begin INFORMATION SHOWN
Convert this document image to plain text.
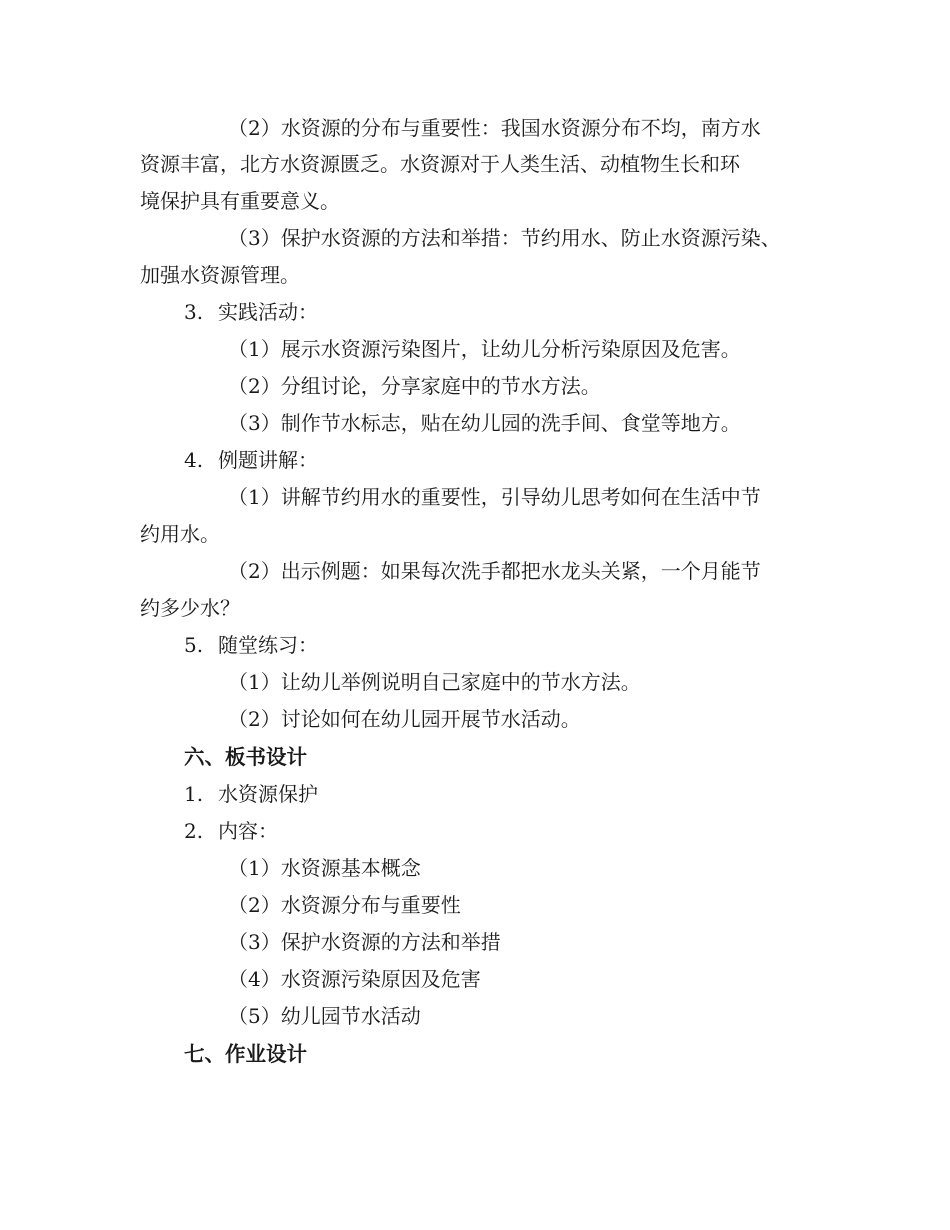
（2）水资源的分布与重要性：我国水资源分布不均，南方水
资源丰富，北方水资源匮乏。水资源对于人类生活、动植物生长和环
境保护具有重要意义。
（3）保护水资源的方法和举措：节约用水、防止水资源污染、
加强水资源管理。
3. 实践活动：
（1）展示水资源污染图片，让幼儿分析污染原因及危害。
（2）分组讨论，分享家庭中的节水方法。
（3）制作节水标志，贴在幼儿园的洗手间、食堂等地方。
4. 例题讲解：
（1）讲解节约用水的重要性，引导幼儿思考如何在生活中节
约用水。
（2）出示例题：如果每次洗手都把水龙头关紧，一个月能节
约多少水？
5. 随堂练习：
（1）让幼儿举例说明自己家庭中的节水方法。
（2）讨论如何在幼儿园开展节水活动。
六、板书设计
1. 水资源保护
2. 内容：
（1）水资源基本概念
（2）水资源分布与重要性
（3）保护水资源的方法和举措
（4）水资源污染原因及危害
（5）幼儿园节水活动
七、作业设计
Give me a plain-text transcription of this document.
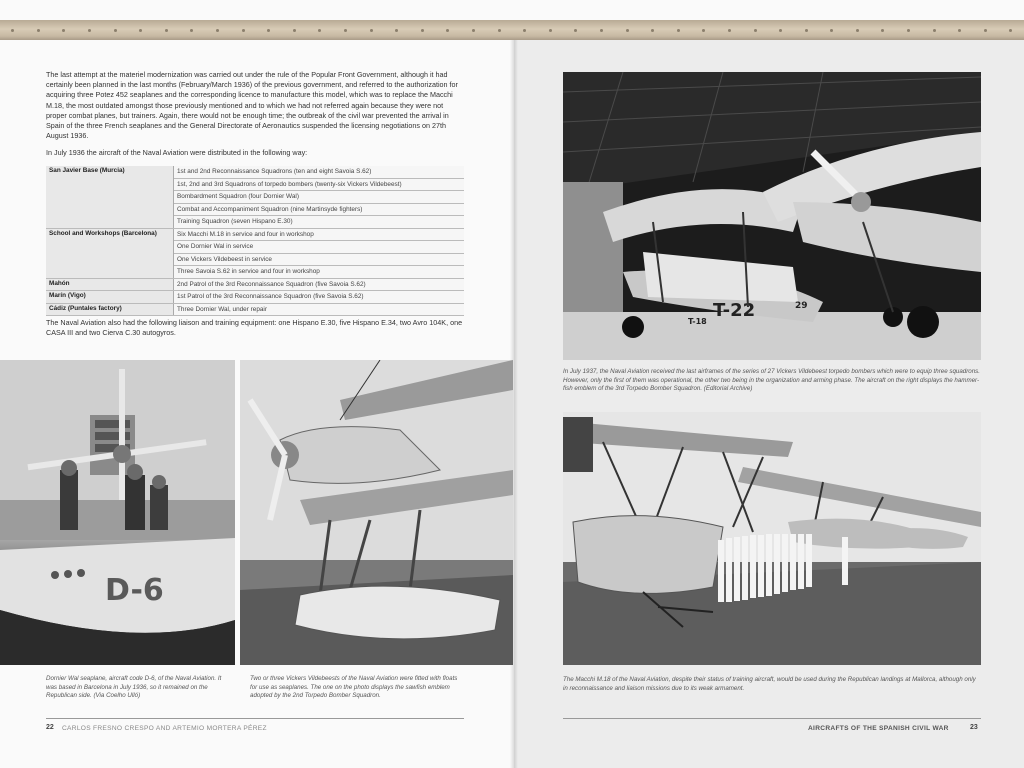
The last attempt at the materiel modernization was carried out under the rule of the Popular Front Government, although it had certainly been planned in the last months (February/March 1936) of the previous government, and referred to the authorization for acquiring three Potez 452 seaplanes and the corresponding licence to manufacture this model, which was to replace the Macchi M.18, the most outdated amongst those previously mentioned and to which we had not referred again because they were not proper combat planes, but trainers. Again, there would not be enough time; the outbreak of the civil war prevented the arrival in Spain of the three French seaplanes and the General Directorate of Aeronautics suspended the licensing negotiations on 27th August 1936.

In July 1936 the aircraft of the Naval Aviation were distributed in the following way:

San Javier Base (Murcia)	1st and 2nd Reconnaissance Squadrons (ten and eight Savoia S.62)
	1st, 2nd and 3rd Squadrons of torpedo bombers (twenty-six Vickers Vildebeest)
	Bombardment Squadron (four Dornier Wal)
	Combat and Accompaniment Squadron (nine Martinsyde fighters)
	Training Squadron (seven Hispano E.30)
School and Workshops (Barcelona)	Six Macchi M.18 in service and four in workshop
	One Dornier Wal in service
	One Vickers Vildebeest in service
	Three Savoia S.62 in service and four in workshop
Mahón	2nd Patrol of the 3rd Reconnaissance Squadron (five Savoia S.62)
Marín (Vigo)	1st Patrol of the 3rd Reconnaissance Squadron (five Savoia S.62)
Cádiz (Puntales factory)	Three Dornier Wal, under repair
The Naval Aviation also had the following liaison and training equipment: one Hispano E.30, five Hispano E.34, two Avro 104K, one CASA III and two Cierva C.30 autogyros.
D-6
Dornier Wal seaplane, aircraft code D-6, of the Naval Aviation. It was based in Barcelona in July 1936, so it remained on the Republican side. (Via Coelho Ulló)
Two or three Vickers Vildebeests of the Naval Aviation were fitted with floats for use as seaplanes. The one on the photo displays the sawfish emblem adopted by the 2nd Torpedo Bomber Squadron.
22 CARLOS FRESNO CRESPO AND ARTEMIO MORTERA PÉREZ
T-22
T-18
29
In July 1937, the Naval Aviation received the last airframes of the series of 27 Vickers Vildebeest torpedo bombers which were to equip three squadrons. However, only the first of them was operational, the other two being in the organization and arming phase. The aircraft on the right displays the hammer-fish emblem of the 3rd Torpedo Bomber Squadron. (Editorial Archive)
The Macchi M.18 of the Naval Aviation, despite their status of training aircraft, would be used during the Republican landings at Mallorca, although only in reconnaissance and liaison missions due to its weak armament.
AIRCRAFTS OF THE SPANISH CIVIL WAR	23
end INFORMATION SHOWN
▶ WHAT IS EXPECTED:
Leaving the pictures aside, transcribe the entire listing exactly.

▶ FULL OUTPUT:
Convert this document image to plain text.
（2）水资源的分布与重要性：我国水资源分布不均，南方水
资源丰富，北方水资源匮乏。水资源对于人类生活、动植物生长和环
境保护具有重要意义。
（3）保护水资源的方法和举措：节约用水、防止水资源污染、
加强水资源管理。
3. 实践活动：
（1）展示水资源污染图片，让幼儿分析污染原因及危害。
（2）分组讨论，分享家庭中的节水方法。
（3）制作节水标志，贴在幼儿园的洗手间、食堂等地方。
4. 例题讲解：
（1）讲解节约用水的重要性，引导幼儿思考如何在生活中节
约用水。
（2）出示例题：如果每次洗手都把水龙头关紧，一个月能节
约多少水？
5. 随堂练习：
（1）让幼儿举例说明自己家庭中的节水方法。
（2）讨论如何在幼儿园开展节水活动。
六、板书设计
1. 水资源保护
2. 内容：
（1）水资源基本概念
（2）水资源分布与重要性
（3）保护水资源的方法和举措
（4）水资源污染原因及危害
（5）幼儿园节水活动
七、作业设计
Give me a plain-text transcription of this document.
The last attempt at the materiel modernization was carried out under the rule of the Popular Front Government, although it had certainly been planned in the last months (February/March 1936) of the previous government, and referred to the authorization for acquiring three Potez 452 seaplanes and the corresponding licence to manufacture this model, which was to replace the Macchi M.18, the most outdated amongst those previously mentioned and to which we had not referred again because they were not proper combat planes, but trainers. Again, there would not be enough time; the outbreak of the civil war prevented the arrival in Spain of the three French seaplanes and the General Directorate of Aeronautics suspended the licensing negotiations on 27th August 1936.

In July 1936 the aircraft of the Naval Aviation were distributed in the following way:

San Javier Base (Murcia)	1st and 2nd Reconnaissance Squadrons (ten and eight Savoia S.62)
	1st, 2nd and 3rd Squadrons of torpedo bombers (twenty-six Vickers Vildebeest)
	Bombardment Squadron (four Dornier Wal)
	Combat and Accompaniment Squadron (nine Martinsyde fighters)
	Training Squadron (seven Hispano E.30)
School and Workshops (Barcelona)	Six Macchi M.18 in service and four in workshop
	One Dornier Wal in service
	One Vickers Vildebeest in service
	Three Savoia S.62 in service and four in workshop
Mahón	2nd Patrol of the 3rd Reconnaissance Squadron (five Savoia S.62)
Marín (Vigo)	1st Patrol of the 3rd Reconnaissance Squadron (five Savoia S.62)
Cádiz (Puntales factory)	Three Dornier Wal, under repair
The Naval Aviation also had the following liaison and training equipment: one Hispano E.30, five Hispano E.34, two Avro 104K, one CASA III and two Cierva C.30 autogyros.
D-6
Dornier Wal seaplane, aircraft code D-6, of the Naval Aviation. It was based in Barcelona in July 1936, so it remained on the Republican side. (Via Coelho Ulló)
Two or three Vickers Vildebeests of the Naval Aviation were fitted with floats for use as seaplanes. The one on the photo displays the sawfish emblem adopted by the 2nd Torpedo Bomber Squadron.
22 CARLOS FRESNO CRESPO AND ARTEMIO MORTERA PÉREZ
T-22
T-18
29
In July 1937, the Naval Aviation received the last airframes of the series of 27 Vickers Vildebeest torpedo bombers which were to equip three squadrons. However, only the first of them was operational, the other two being in the organization and arming phase. The aircraft on the right displays the hammer-fish emblem of the 3rd Torpedo Bomber Squadron. (Editorial Archive)
The Macchi M.18 of the Naval Aviation, despite their status of training aircraft, would be used during the Republican landings at Mallorca, although only in reconnaissance and liaison missions due to its weak armament.
AIRCRAFTS OF THE SPANISH CIVIL WAR	23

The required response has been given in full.